Set exercise A =
In the extract on convolution stride, what value has the stride S had up until now?

Extract to read =
^^^^^^^^^^^^^^^^

In general, we can choose to choose to pass over $(S-1)$ locations in the non-feature dimension of the input layer
- $S$ is called the *stride*
- Up until now: $S = 1$
- But you are free to choose

When the number $N$ of non-feature dimensions is greater than $1$
- we apply the stride $S$ to each dimension

## Size of output
 
We can combine choices of Padding and Stride to control the size of the non-feature dimension of the output layer $\ll$:

Let
- $\dim_{(\ll-1),j}$ denote the number of elements in non-feature dimension $j$ of layer $(\ll-1)$
- $P$ denote the number of elements added as padding on each border
- $S$ denote the stride
- $f_\llp$ be the size of the filter (for each non-feature dimension)

^^^^^^^^^^^^^^^^

Records for the task =
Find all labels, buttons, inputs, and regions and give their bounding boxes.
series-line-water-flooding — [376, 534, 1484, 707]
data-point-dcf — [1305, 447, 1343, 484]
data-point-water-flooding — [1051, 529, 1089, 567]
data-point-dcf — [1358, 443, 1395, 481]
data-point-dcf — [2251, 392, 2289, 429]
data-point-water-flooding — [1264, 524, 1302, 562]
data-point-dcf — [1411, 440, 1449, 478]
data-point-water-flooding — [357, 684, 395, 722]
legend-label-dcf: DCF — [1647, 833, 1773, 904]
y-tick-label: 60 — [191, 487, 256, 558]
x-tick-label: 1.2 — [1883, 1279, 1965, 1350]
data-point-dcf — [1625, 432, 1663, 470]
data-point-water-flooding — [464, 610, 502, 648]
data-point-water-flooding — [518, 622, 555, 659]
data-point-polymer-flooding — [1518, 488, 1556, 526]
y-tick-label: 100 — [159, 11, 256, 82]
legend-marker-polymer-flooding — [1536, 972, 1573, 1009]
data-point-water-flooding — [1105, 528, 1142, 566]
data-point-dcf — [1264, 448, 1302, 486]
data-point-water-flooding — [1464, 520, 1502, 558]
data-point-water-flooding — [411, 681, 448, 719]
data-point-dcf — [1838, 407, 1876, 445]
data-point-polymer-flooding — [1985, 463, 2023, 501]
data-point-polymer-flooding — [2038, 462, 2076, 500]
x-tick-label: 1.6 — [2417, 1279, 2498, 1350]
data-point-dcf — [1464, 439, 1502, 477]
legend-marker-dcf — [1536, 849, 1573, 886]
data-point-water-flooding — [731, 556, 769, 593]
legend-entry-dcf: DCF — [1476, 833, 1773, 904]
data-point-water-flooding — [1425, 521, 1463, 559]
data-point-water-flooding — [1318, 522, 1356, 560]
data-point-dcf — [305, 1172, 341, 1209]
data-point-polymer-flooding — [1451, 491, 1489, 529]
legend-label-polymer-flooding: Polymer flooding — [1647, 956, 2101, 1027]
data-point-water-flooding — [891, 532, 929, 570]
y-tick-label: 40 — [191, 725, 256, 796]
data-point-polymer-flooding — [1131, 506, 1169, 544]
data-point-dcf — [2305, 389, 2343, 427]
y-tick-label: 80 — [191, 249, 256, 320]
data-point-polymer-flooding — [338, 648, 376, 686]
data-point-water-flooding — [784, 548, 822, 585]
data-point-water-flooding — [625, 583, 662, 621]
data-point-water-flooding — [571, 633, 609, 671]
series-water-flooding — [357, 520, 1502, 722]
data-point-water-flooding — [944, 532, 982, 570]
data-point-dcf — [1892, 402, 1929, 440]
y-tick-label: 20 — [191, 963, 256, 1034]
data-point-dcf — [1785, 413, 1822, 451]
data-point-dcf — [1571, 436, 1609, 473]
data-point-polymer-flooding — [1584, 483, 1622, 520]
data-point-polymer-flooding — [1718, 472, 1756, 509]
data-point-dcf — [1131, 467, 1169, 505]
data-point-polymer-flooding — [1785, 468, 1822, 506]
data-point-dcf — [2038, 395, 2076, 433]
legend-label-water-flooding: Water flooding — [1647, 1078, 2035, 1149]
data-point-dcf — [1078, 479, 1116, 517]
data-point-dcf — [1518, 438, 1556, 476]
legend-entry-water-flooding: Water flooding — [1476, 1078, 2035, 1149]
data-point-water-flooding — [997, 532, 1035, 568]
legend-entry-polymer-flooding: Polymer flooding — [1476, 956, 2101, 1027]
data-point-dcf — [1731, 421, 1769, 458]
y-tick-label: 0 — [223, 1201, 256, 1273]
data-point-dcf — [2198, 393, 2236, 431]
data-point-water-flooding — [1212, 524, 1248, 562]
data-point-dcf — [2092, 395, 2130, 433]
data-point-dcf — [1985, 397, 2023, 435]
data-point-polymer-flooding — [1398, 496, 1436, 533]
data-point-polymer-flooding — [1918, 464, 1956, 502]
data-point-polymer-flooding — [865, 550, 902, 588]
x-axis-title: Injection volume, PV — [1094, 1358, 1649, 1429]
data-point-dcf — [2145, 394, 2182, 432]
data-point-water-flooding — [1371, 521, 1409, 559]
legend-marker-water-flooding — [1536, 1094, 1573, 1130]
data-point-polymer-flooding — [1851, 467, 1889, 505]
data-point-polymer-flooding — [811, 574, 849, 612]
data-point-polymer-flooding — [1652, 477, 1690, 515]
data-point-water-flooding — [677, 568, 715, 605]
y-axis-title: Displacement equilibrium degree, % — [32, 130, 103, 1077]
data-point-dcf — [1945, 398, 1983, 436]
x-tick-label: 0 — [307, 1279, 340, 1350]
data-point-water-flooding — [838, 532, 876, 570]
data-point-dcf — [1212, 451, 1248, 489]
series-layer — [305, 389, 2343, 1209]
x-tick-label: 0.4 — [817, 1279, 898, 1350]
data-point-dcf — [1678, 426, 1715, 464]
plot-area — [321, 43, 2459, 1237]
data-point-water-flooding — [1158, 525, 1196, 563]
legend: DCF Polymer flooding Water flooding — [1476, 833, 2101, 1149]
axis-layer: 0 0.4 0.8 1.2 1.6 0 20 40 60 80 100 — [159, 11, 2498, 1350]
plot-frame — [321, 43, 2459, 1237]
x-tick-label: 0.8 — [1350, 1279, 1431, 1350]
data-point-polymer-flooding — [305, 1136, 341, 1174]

^^^^^^^^^^^^^^^^

Set exercise B =
Please copy the records word for word, from the start of the records through the line containing "data-point-water-flooding — [1264, 524, 1302, 562]".

Final answer A =
S = 1

Final answer B =
Find all labels, buttons, inputs, and regions and give their bounding boxes.
series-line-water-flooding — [376, 534, 1484, 707]
data-point-dcf — [1305, 447, 1343, 484]
data-point-water-flooding — [1051, 529, 1089, 567]
data-point-dcf — [1358, 443, 1395, 481]
data-point-dcf — [2251, 392, 2289, 429]
data-point-water-flooding — [1264, 524, 1302, 562]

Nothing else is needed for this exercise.